» WRITTEN EXERCISE
Locate the word "this" in the data below, then copy every line that holds it.
##### RECORDS PROVIDED
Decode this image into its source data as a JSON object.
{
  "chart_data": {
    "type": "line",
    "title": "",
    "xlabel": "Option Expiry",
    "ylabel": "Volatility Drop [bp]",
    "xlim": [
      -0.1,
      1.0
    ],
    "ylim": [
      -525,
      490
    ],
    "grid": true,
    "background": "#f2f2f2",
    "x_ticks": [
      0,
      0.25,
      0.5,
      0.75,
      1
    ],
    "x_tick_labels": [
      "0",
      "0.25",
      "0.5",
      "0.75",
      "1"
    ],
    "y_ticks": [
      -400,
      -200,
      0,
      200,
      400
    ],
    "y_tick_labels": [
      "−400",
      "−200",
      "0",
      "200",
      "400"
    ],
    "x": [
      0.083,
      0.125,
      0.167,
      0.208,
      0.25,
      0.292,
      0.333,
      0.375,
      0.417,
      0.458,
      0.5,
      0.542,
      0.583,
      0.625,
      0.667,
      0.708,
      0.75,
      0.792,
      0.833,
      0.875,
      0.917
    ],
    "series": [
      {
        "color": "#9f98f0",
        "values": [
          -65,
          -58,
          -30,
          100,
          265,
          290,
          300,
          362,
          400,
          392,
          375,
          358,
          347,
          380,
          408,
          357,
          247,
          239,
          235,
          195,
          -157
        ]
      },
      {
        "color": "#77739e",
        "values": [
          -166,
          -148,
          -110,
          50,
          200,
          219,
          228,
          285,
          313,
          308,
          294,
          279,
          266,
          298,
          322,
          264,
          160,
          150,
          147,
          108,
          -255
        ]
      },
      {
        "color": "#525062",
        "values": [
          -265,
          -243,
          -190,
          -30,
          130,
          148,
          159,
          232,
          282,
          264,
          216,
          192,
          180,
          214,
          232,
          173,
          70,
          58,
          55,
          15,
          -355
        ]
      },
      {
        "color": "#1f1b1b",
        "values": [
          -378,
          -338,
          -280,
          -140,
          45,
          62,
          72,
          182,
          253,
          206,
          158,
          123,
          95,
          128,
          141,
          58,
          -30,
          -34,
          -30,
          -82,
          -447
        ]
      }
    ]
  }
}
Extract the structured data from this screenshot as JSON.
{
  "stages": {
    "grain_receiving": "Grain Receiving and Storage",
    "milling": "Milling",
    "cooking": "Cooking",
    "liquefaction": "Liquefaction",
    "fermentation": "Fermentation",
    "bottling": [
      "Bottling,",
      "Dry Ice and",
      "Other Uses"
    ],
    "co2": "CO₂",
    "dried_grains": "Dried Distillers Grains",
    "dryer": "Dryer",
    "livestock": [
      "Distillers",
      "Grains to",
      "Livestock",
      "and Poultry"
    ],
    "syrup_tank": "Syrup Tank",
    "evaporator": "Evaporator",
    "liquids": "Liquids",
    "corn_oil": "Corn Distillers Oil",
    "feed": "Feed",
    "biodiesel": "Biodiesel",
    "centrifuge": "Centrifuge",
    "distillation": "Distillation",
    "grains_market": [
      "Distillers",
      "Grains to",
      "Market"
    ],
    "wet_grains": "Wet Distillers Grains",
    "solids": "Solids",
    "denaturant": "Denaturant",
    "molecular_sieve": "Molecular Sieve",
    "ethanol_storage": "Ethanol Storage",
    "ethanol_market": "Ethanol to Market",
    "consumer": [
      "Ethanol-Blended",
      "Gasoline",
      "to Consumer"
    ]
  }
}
##########
» TASK RESULT
Decode this image into its source data as a JSON object.
Extract the structured data from this screenshot as JSON.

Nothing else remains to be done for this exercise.